* [Exercise materials]:
============

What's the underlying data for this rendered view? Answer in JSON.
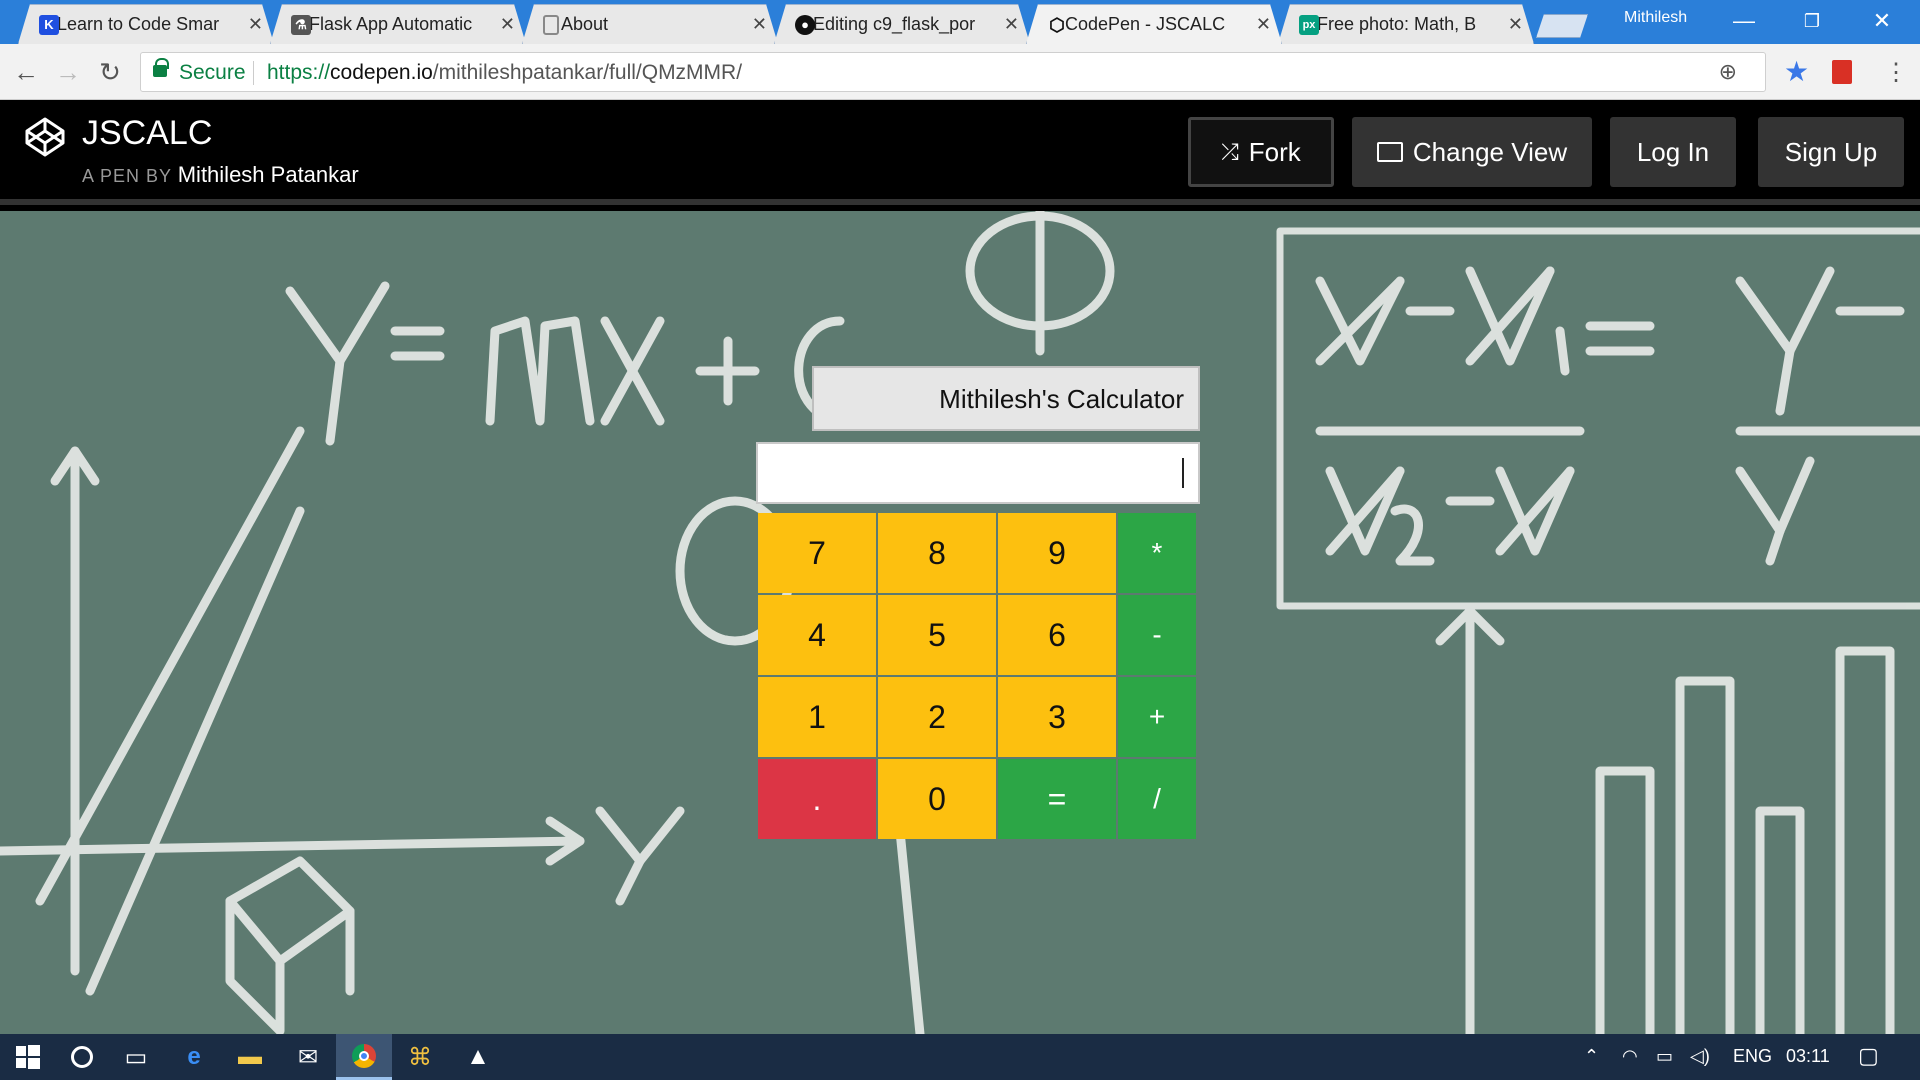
{
  "browser": {
    "tabs": [
      {
        "title": "Learn to Code Smar",
        "icon": "codecademy-icon",
        "color": "#1f4fe0"
      },
      {
        "title": "Flask App Automatic",
        "icon": "flask-icon",
        "color": "#444444"
      },
      {
        "title": "About",
        "icon": "page-icon",
        "color": "#888888"
      },
      {
        "title": "Editing c9_flask_por",
        "icon": "github-icon",
        "color": "#111111"
      },
      {
        "title": "CodePen - JSCALC",
        "icon": "codepen-icon",
        "color": "#111111",
        "active": true
      },
      {
        "title": "Free photo: Math, B",
        "icon": "pexels-icon",
        "color": "#05a081"
      }
    ],
    "profile_name": "Mithilesh",
    "secure_label": "Secure",
    "url_scheme": "https://",
    "url_host": "codepen.io",
    "url_path": "/mithileshpatankar/full/QMzMMR/"
  },
  "codepen": {
    "title": "JSCALC",
    "by_label": "A PEN BY",
    "author": "Mithilesh Patankar",
    "buttons": {
      "fork": "Fork",
      "change_view": "Change View",
      "login": "Log In",
      "signup": "Sign Up"
    }
  },
  "calculator": {
    "title": "Mithilesh's Calculator",
    "display_value": "",
    "keys": [
      "7",
      "8",
      "9",
      "*",
      "4",
      "5",
      "6",
      "-",
      "1",
      "2",
      "3",
      "+",
      ".",
      "0",
      "=",
      "/"
    ]
  },
  "taskbar": {
    "language": "ENG",
    "time": "03:11"
  },
  "colors": {
    "chrome_blue": "#2b7fd9",
    "board": "#5d7a70",
    "key_number": "#fdc00f",
    "key_operator": "#2ca646",
    "key_dot": "#dc3545",
    "taskbar": "#1a2c44"
  }
}
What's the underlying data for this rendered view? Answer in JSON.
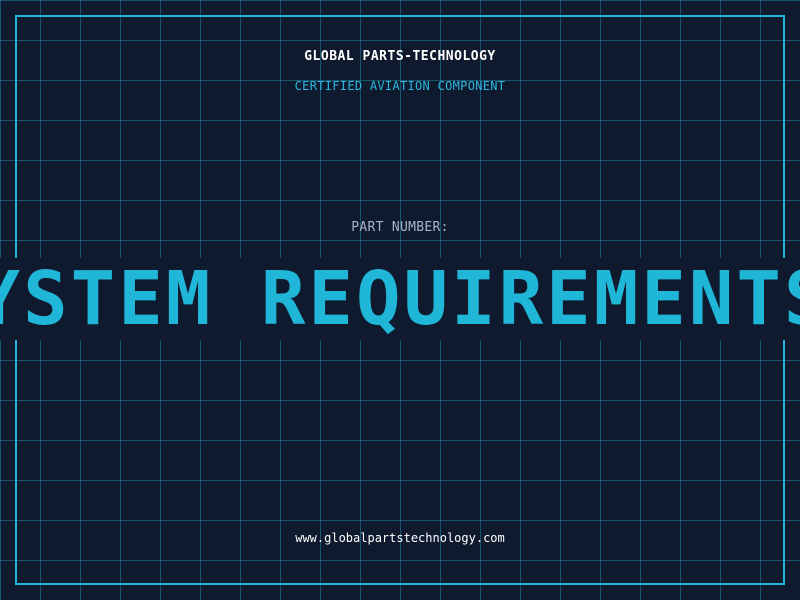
{
  "header": {
    "company": "GLOBAL PARTS-TECHNOLOGY",
    "tagline": "CERTIFIED AVIATION COMPONENT"
  },
  "part": {
    "label": "PART NUMBER:",
    "value": "SYSTEM REQUIREMENTS R"
  },
  "footer": {
    "url": "www.globalpartstechnology.com"
  },
  "colors": {
    "background": "#101a2e",
    "grid": "#2082a0",
    "accent": "#1fb6d8",
    "label": "#aab4c8",
    "text": "#ffffff"
  }
}
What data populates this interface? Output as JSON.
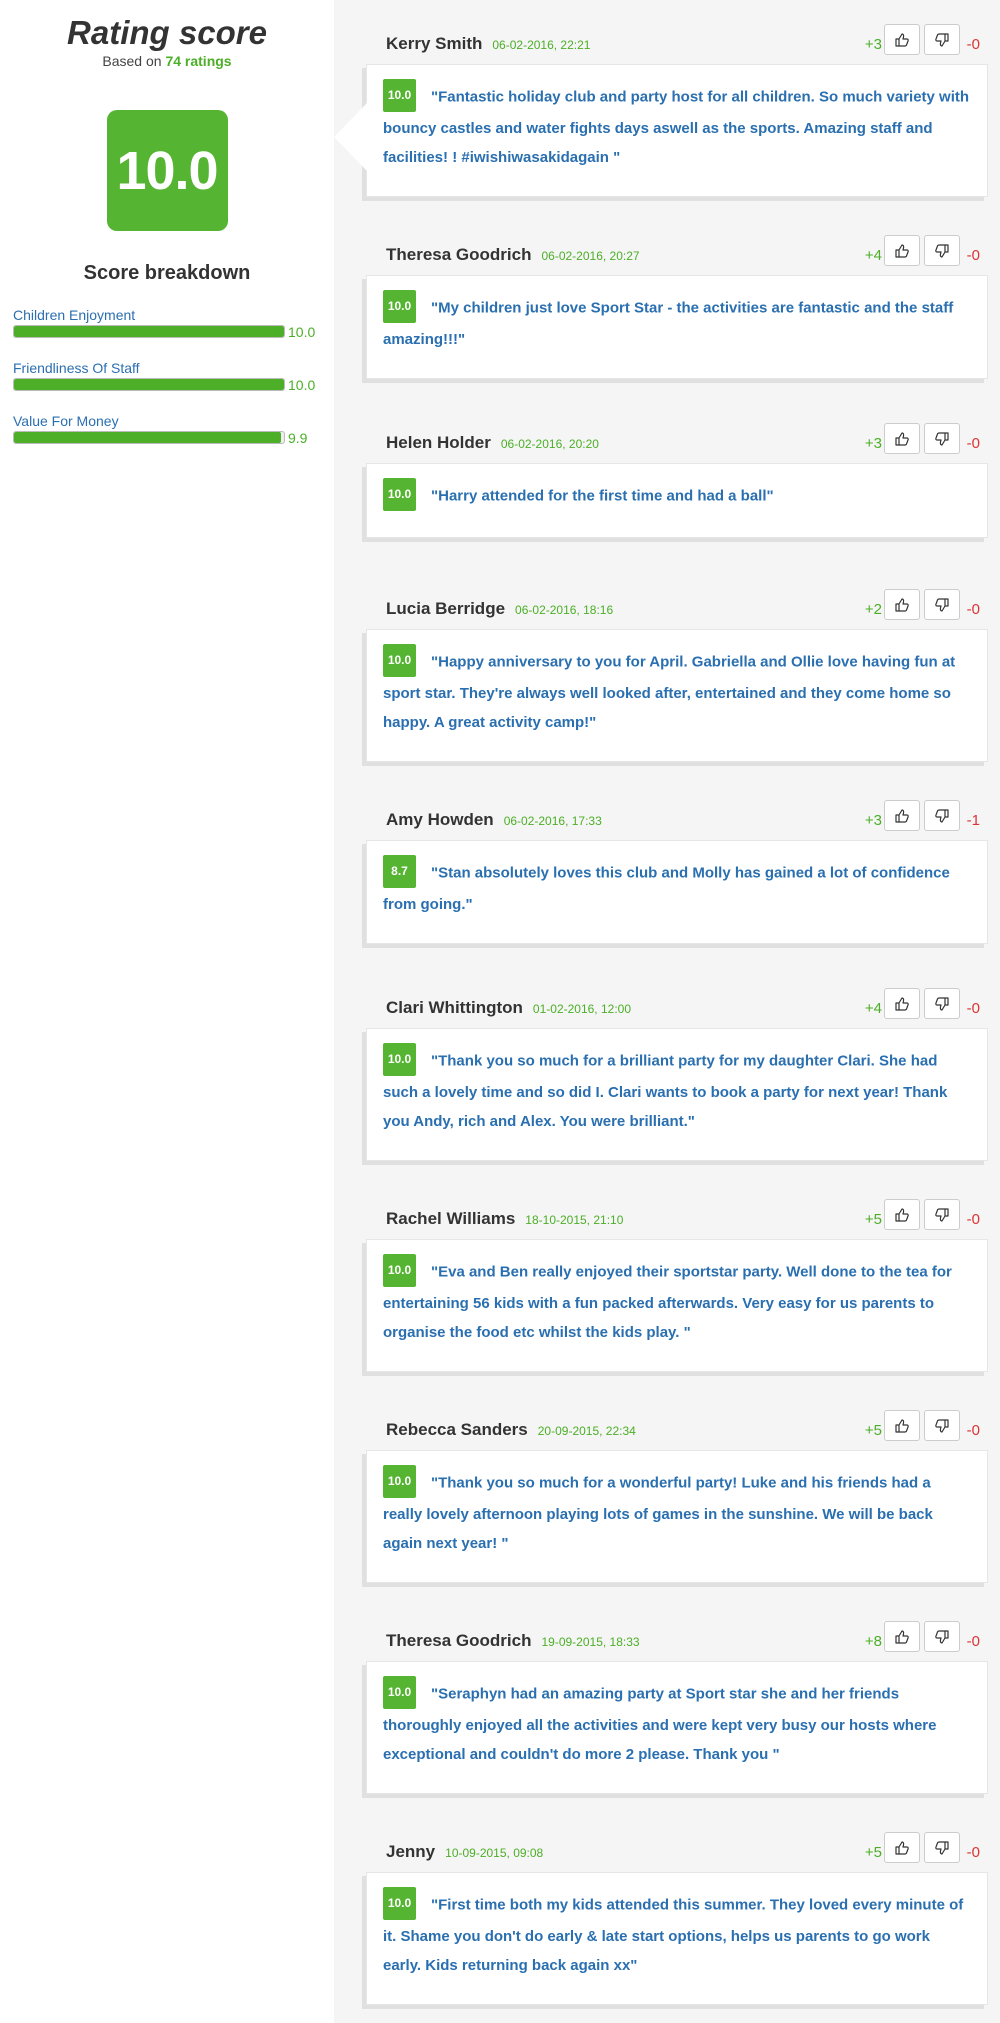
{
  "summary": {
    "title": "Rating score",
    "based_on_prefix": "Based on",
    "based_on_count": "74 ratings",
    "score": "10.0",
    "breakdown_title": "Score breakdown",
    "breakdown": [
      {
        "label": "Children Enjoyment",
        "value": "10.0",
        "fraction": 1.0
      },
      {
        "label": "Friendliness Of Staff",
        "value": "10.0",
        "fraction": 1.0
      },
      {
        "label": "Value For Money",
        "value": "9.9",
        "fraction": 0.99
      }
    ]
  },
  "colors": {
    "accent": "#55b431",
    "link": "#2a6fb0",
    "negative": "#dd3333"
  },
  "reviews": [
    {
      "name": "Kerry Smith",
      "date": "06-02-2016, 22:21",
      "up": "+3",
      "down": "-0",
      "score": "10.0",
      "text": "\"Fantastic holiday club and party host for all children. So much variety with bouncy castles and water fights days aswell as the sports. Amazing staff and facilities! ! #iwishiwasakidagain \""
    },
    {
      "name": "Theresa Goodrich",
      "date": "06-02-2016, 20:27",
      "up": "+4",
      "down": "-0",
      "score": "10.0",
      "text": "\"My children just love Sport Star - the activities are fantastic and the staff amazing!!!\""
    },
    {
      "name": "Helen Holder",
      "date": "06-02-2016, 20:20",
      "up": "+3",
      "down": "-0",
      "score": "10.0",
      "text": "\"Harry attended for the first time and had a ball\""
    },
    {
      "name": "Lucia Berridge",
      "date": "06-02-2016, 18:16",
      "up": "+2",
      "down": "-0",
      "score": "10.0",
      "text": "\"Happy anniversary to you for April. Gabriella and Ollie love having fun at sport star. They're always well looked after, entertained and they come home so happy. A great activity camp!\""
    },
    {
      "name": "Amy Howden",
      "date": "06-02-2016, 17:33",
      "up": "+3",
      "down": "-1",
      "score": "8.7",
      "text": "\"Stan absolutely loves this club and Molly has gained a lot of confidence from going.\""
    },
    {
      "name": "Clari Whittington",
      "date": "01-02-2016, 12:00",
      "up": "+4",
      "down": "-0",
      "score": "10.0",
      "text": "\"Thank you so much for a brilliant party for my daughter Clari. She had such a lovely time and so did I. Clari wants to book a party for next year! Thank you Andy, rich and Alex. You were brilliant.\""
    },
    {
      "name": "Rachel Williams",
      "date": "18-10-2015, 21:10",
      "up": "+5",
      "down": "-0",
      "score": "10.0",
      "text": "\"Eva and Ben really enjoyed their sportstar party. Well done to the tea for entertaining 56 kids with a fun packed afterwards. Very easy for us parents to organise the food etc whilst the kids play. \""
    },
    {
      "name": "Rebecca Sanders",
      "date": "20-09-2015, 22:34",
      "up": "+5",
      "down": "-0",
      "score": "10.0",
      "text": "\"Thank you so much for a wonderful party! Luke and his friends had a really lovely afternoon playing lots of games in the sunshine. We will be back again next year! \""
    },
    {
      "name": "Theresa Goodrich",
      "date": "19-09-2015, 18:33",
      "up": "+8",
      "down": "-0",
      "score": "10.0",
      "text": "\"Seraphyn had an amazing party at Sport star she and her friends thoroughly enjoyed all the activities and were kept very busy our hosts where exceptional and couldn't do more 2 please. Thank you \""
    },
    {
      "name": "Jenny",
      "date": "10-09-2015, 09:08",
      "up": "+5",
      "down": "-0",
      "score": "10.0",
      "text": "\"First time both my kids attended this summer. They loved every minute of it. Shame you don't do early & late start options, helps us parents to go work early. Kids returning back again xx\""
    }
  ]
}
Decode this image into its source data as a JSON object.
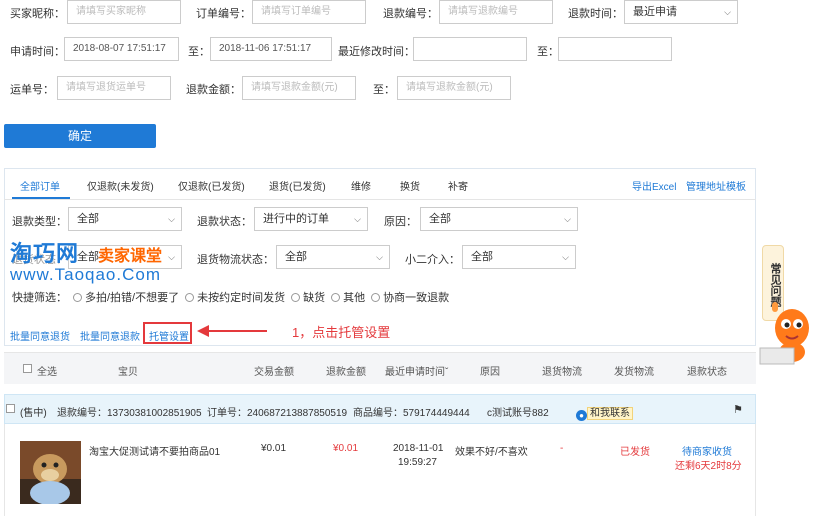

============

* [Your goal]: Make an exact reproduction of the listing above, without any pictures.

* [Task result]:
What's the underlying data for this rendered view? Answer in JSON.
{
  "browser": {
    "tabs": [
      {
        "title": "Learn to Code Smar",
        "icon": "codecademy-icon",
        "color": "#1f4fe0"
      },
      {
        "title": "Flask App Automatic",
        "icon": "flask-icon",
        "color": "#444444"
      },
      {
        "title": "About",
        "icon": "page-icon",
        "color": "#888888"
      },
      {
        "title": "Editing c9_flask_por",
        "icon": "github-icon",
        "color": "#111111"
      },
      {
        "title": "CodePen - JSCALC",
        "icon": "codepen-icon",
        "color": "#111111",
        "active": true
      },
      {
        "title": "Free photo: Math, B",
        "icon": "pexels-icon",
        "color": "#05a081"
      }
    ],
    "profile_name": "Mithilesh",
    "secure_label": "Secure",
    "url_scheme": "https://",
    "url_host": "codepen.io",
    "url_path": "/mithileshpatankar/full/QMzMMR/"
  },
  "codepen": {
    "title": "JSCALC",
    "by_label": "A PEN BY",
    "author": "Mithilesh Patankar",
    "buttons": {
      "fork": "Fork",
      "change_view": "Change View",
      "login": "Log In",
      "signup": "Sign Up"
    }
  },
  "calculator": {
    "title": "Mithilesh's Calculator",
    "display_value": "",
    "keys": [
      "7",
      "8",
      "9",
      "*",
      "4",
      "5",
      "6",
      "-",
      "1",
      "2",
      "3",
      "+",
      ".",
      "0",
      "=",
      "/"
    ]
  },
  "taskbar": {
    "language": "ENG",
    "time": "03:11"
  },
  "colors": {
    "chrome_blue": "#2b7fd9",
    "board": "#5d7a70",
    "key_number": "#fdc00f",
    "key_operator": "#2ca646",
    "key_dot": "#dc3545",
    "taskbar": "#1a2c44"
  }
}
What's the underlying data for this rendered view? Answer in JSON.
{
  "header": {
    "company": "GLOBAL PARTS-TECHNOLOGY",
    "tagline": "CERTIFIED AVIATION COMPONENT"
  },
  "part": {
    "label": "PART NUMBER:",
    "value": "SYSTEM REQUIREMENTS R"
  },
  "footer": {
    "url": "www.globalpartstechnology.com"
  },
  "colors": {
    "background": "#101a2e",
    "grid": "#2082a0",
    "accent": "#1fb6d8",
    "label": "#aab4c8",
    "text": "#ffffff"
  }
}
What data populates this interface? Output as JSON.
{
  "summary": {
    "title": "Rating score",
    "based_on_prefix": "Based on",
    "based_on_count": "74 ratings",
    "score": "10.0",
    "breakdown_title": "Score breakdown",
    "breakdown": [
      {
        "label": "Children Enjoyment",
        "value": "10.0",
        "fraction": 1.0
      },
      {
        "label": "Friendliness Of Staff",
        "value": "10.0",
        "fraction": 1.0
      },
      {
        "label": "Value For Money",
        "value": "9.9",
        "fraction": 0.99
      }
    ]
  },
  "colors": {
    "accent": "#55b431",
    "link": "#2a6fb0",
    "negative": "#dd3333"
  },
  "reviews": [
    {
      "name": "Kerry Smith",
      "date": "06-02-2016, 22:21",
      "up": "+3",
      "down": "-0",
      "score": "10.0",
      "text": "\"Fantastic holiday club and party host for all children. So much variety with bouncy castles and water fights days aswell as the sports. Amazing staff and facilities! ! #iwishiwasakidagain \""
    },
    {
      "name": "Theresa Goodrich",
      "date": "06-02-2016, 20:27",
      "up": "+4",
      "down": "-0",
      "score": "10.0",
      "text": "\"My children just love Sport Star - the activities are fantastic and the staff amazing!!!\""
    },
    {
      "name": "Helen Holder",
      "date": "06-02-2016, 20:20",
      "up": "+3",
      "down": "-0",
      "score": "10.0",
      "text": "\"Harry attended for the first time and had a ball\""
    },
    {
      "name": "Lucia Berridge",
      "date": "06-02-2016, 18:16",
      "up": "+2",
      "down": "-0",
      "score": "10.0",
      "text": "\"Happy anniversary to you for April. Gabriella and Ollie love having fun at sport star. They're always well looked after, entertained and they come home so happy. A great activity camp!\""
    },
    {
      "name": "Amy Howden",
      "date": "06-02-2016, 17:33",
      "up": "+3",
      "down": "-1",
      "score": "8.7",
      "text": "\"Stan absolutely loves this club and Molly has gained a lot of confidence from going.\""
    },
    {
      "name": "Clari Whittington",
      "date": "01-02-2016, 12:00",
      "up": "+4",
      "down": "-0",
      "score": "10.0",
      "text": "\"Thank you so much for a brilliant party for my daughter Clari. She had such a lovely time and so did I. Clari wants to book a party for next year! Thank you Andy, rich and Alex. You were brilliant.\""
    },
    {
      "name": "Rachel Williams",
      "date": "18-10-2015, 21:10",
      "up": "+5",
      "down": "-0",
      "score": "10.0",
      "text": "\"Eva and Ben really enjoyed their sportstar party. Well done to the tea for entertaining 56 kids with a fun packed afterwards. Very easy for us parents to organise the food etc whilst the kids play. \""
    },
    {
      "name": "Rebecca Sanders",
      "date": "20-09-2015, 22:34",
      "up": "+5",
      "down": "-0",
      "score": "10.0",
      "text": "\"Thank you so much for a wonderful party! Luke and his friends had a really lovely afternoon playing lots of games in the sunshine. We will be back again next year! \""
    },
    {
      "name": "Theresa Goodrich",
      "date": "19-09-2015, 18:33",
      "up": "+8",
      "down": "-0",
      "score": "10.0",
      "text": "\"Seraphyn had an amazing party at Sport star she and her friends thoroughly enjoyed all the activities and were kept very busy our hosts where exceptional and couldn't do more 2 please. Thank you \""
    },
    {
      "name": "Jenny",
      "date": "10-09-2015, 09:08",
      "up": "+5",
      "down": "-0",
      "score": "10.0",
      "text": "\"First time both my kids attended this summer. They loved every minute of it. Shame you don't do early & late start options, helps us parents to go work early. Kids returning back again xx\""
    }
  ]
}
Decode this image into its source data as a JSON object.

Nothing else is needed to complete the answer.